## Jobs
A - Summarize the passage on the Henderson doctrine in two sentences.
B - According to the passage on the Henderson doctrine, whose statement gave the doctrine its origin?
C - Extend the passage on the Henderson doctrine with the paragraphs that would follow its final sentence.

## Source document
The Amendment Applications constitute the more specific form of abuse of process laid out in Henderson
45  Finally, I also find that the Amendment Applications constitute the more specific form of abuse of process laid out in Henderson, which is premised on an extended doctrine of res judicata. For convenience, I will term this the “Henderson doctrine”.
(1) The applicable law
46 The Henderson doctrine has its origin in the statement of Vice Chancellor Sir James Wigram in Henderson. Sir James had said this (at 115):
… [W]here a given matter becomes the subject of litigation in, and of adjudication by, a Court of competent jurisdiction, the Court requires the parties to that litigation to bring forward their whole case, and will not (except under special circumstances) permit the same parties to open the same subject of litigation in respect of matter which might have been brought forward as part of the subject in contest, but which was not brought forward, only because they have, from negligence, inadvertence, or even accident, omitted part of their case. The plea of res judicata applies, except in special cases, not only to points upon which the Court was actually required by the parties to form an opinion and pronounce a judgment, but to every point which properly belonged to the subject of litigation and which the parties, exercising reasonable diligence, might have brought forward at the time. …
47 Thus, where a litigant seeks to argue points, which were not previously determined by a court because they were not brought to the court’s attention in earlier proceedings when they ought properly to have been raised and argued then, the litigant will not be permitted to argue those points in the absence of special circumstances (see the Court of Appeal decision of The Royal Bank of Scotland NV (formerly known as ABN Amro Bank NV) and others v TT International Ltd (nTan Corporate Advisory Pte Ltd and others, other parties) and another appeal [2015] 5 SLR 1104 (“The Royal Bank of Scotland”) at [101]). The Henderson doctrine is otherwise known as the “extended” doctrine of res judicata because it extends cause of action estoppel and issue estoppel beyond cases where the points sought to be argued in later proceedings had actually and already been decided by a court in earlier proceedings between the same parties, to cases where the point was not previously decided because it was not raised in the earlier proceedings even though it could and should have been raised in those proceedings (see The Royal Bank of Scotland at [102]). As Sundaresh Menon JC (as he then was) explained in the High Court decision of Goh Nellie v Goh Lian Teck and others [2007] 1 SLR(R) 453 (“Goh Nellie”) (at [19]), the Henderson doctrine is essentially a defence of abuse of process, in that the litigant is abusing the court’s process by seeking to argue points that it should have, with reasonable diligence, done so in earlier proceedings. Although the concurrent use of the expressions of “res judicata” and “abuse of process” may be confusing, as Lord Sumption explains in the UK Supreme Court decision of Virgin Atlantic Airways Ltd v Zodiac Seats UK Ltd (formerly Contour Aerospace) [2014] AC 160, they are “overlapping” concepts “with the common underlying purpose of limiting abusive and duplicative litigation”, such that there is no difficulty in conceiving of the “extended” forms of cause of action and issue estoppel as being “concerned with abuse of process” while simultaneously being “part of the law of res judicata” (see The Royal Bank of Scotland at [102]).

## Data segment
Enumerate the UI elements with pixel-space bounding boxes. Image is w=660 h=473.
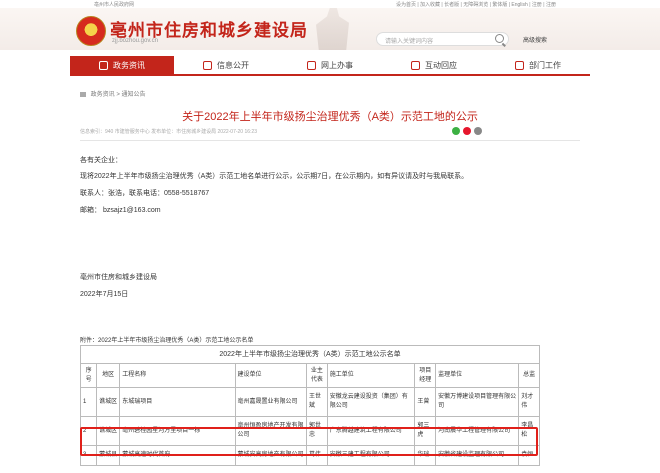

## Exercise answers
A - The Henderson doctrine began with a statement by Vice Chancellor Sir James Wigram in Henderson, and it bars a litigant from arguing, without special circumstances, points that were not raised in earlier proceedings even though they ought properly to have been raised then. It is called the "extended" doctrine of res judicata because it extends cause of action estoppel and issue estoppel to such points, and it is essentially a defense of abuse of process, since res judicata and abuse of process are overlapping concepts meant to limit abusive and duplicative litigation.

B - The doctrine originated in a statement by Vice Chancellor Sir James Wigram in Henderson.

C -
48 In deciding whether there has been such an abuse of process, it is instructive to pay heed to Lord Diplock’s statement of principle in the House of Lords decision of Hunter v Chief Constable of the West Midlands Police and others [1982] AC 529 (“Hunter”) at 536:
[Abuse of process] concerns the inherent power which any court of justice must possess to prevent [the] misuse of its procedure in a way which … would nevertheless be manifestly unfair to a party to litigation before it, or would otherwise bring the administration of justice into disrepute among right-thinking people. The circumstances in which abuse of process can arise are very varied … It would, in my view, be most unwise … to say anything that might be taken as limiting to fixed categories the kinds of circumstances in which the court has a duty … to exercise this salutary power.
The Court of Appeal in The Royal Bank of Scotland held that the inquiry is not a dogmatic one, but a “broad, merits-based judgment which takes account of the public and private interests involved and also takes account of all the facts of the case” (at [104] citing the House of Lords decision of Johnson v Gore Wood & Co (a firm) [2002] 2 AC 1 (“Johnson”) at 31D).
49 Ultimately, as I had suggested in Tanoto Sau Ian v USP Group Ltd and another matter [2023] SGHC 106 (at [56]), the court will exercise its discretion so as to “strike a balance between allowing a litigant with a genuine claim to have his day in court and ensuring that the litigation process would not be unduly oppressive to the defendant”. In this regard, the court “will be mindful of the considerations which led a claimant to act as he did” (see the Court of Appeal decision of Lim Geok Lin Andy v Yap Jin Meng Bryan and another appeal [2017] 2 SLR 760 at [44]). In exercising this discretion, factors that a court can take into account include: (a) whether the later proceedings are in substance nothing more than a collateral attack upon the previous decision; (b) whether there is fresh evidence that warranted re-litigation; (c) whether there were bona fide reasons why an issue that ought to have been raised in the earlier action was not; and (d) whether there are some other special circumstances that justify allowing the case to proceed (see Goh Nellie at [53]).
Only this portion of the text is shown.